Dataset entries
==================================================

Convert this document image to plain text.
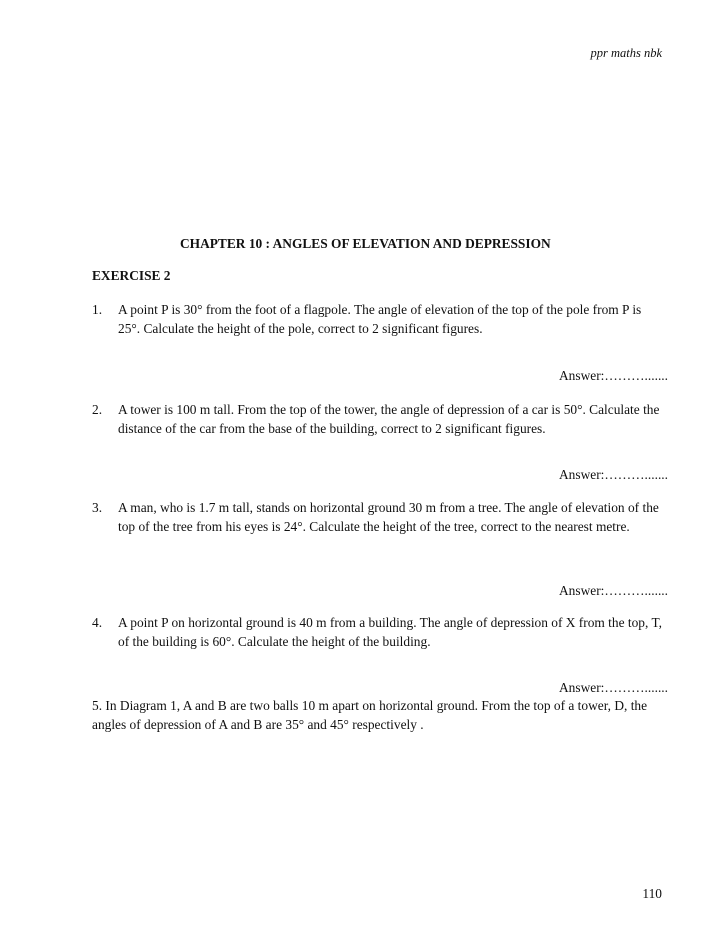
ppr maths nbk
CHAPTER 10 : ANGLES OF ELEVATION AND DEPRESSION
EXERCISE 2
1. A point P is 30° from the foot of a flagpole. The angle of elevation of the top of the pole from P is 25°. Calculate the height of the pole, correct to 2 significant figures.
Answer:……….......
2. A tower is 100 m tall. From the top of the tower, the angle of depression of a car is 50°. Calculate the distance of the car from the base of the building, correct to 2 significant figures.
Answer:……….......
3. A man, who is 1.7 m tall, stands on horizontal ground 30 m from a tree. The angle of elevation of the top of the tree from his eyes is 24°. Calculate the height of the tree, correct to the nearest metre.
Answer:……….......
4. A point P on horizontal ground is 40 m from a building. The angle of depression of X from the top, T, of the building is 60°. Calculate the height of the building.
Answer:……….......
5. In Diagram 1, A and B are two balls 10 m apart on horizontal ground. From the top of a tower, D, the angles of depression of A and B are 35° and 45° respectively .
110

==================================================

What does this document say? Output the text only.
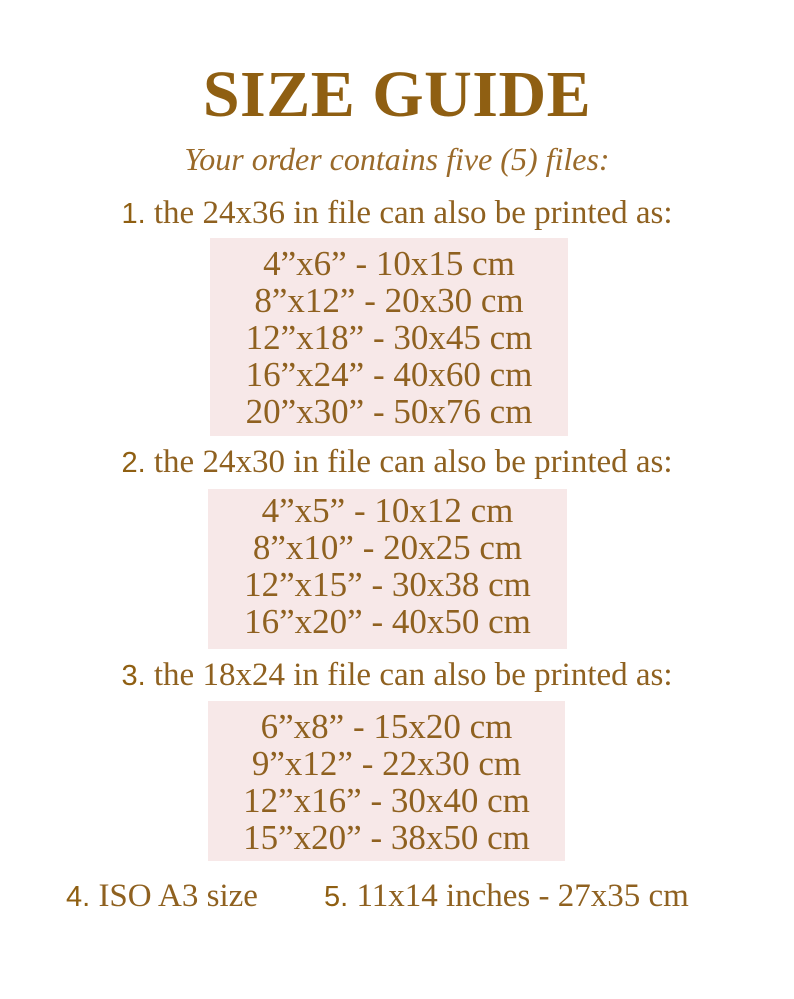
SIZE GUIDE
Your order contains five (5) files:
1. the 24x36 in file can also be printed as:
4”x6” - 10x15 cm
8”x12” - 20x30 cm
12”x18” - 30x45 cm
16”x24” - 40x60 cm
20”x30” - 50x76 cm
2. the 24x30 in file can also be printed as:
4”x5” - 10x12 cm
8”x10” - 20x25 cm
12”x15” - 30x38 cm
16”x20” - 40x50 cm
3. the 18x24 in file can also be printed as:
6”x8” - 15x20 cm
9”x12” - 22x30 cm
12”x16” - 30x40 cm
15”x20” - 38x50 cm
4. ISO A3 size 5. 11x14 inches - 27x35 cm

==================================================

** AIM **
Within the listing above, work out how many lines contain the string "printed", and reply with that number only.

** ANSWER TO THE TASK **
3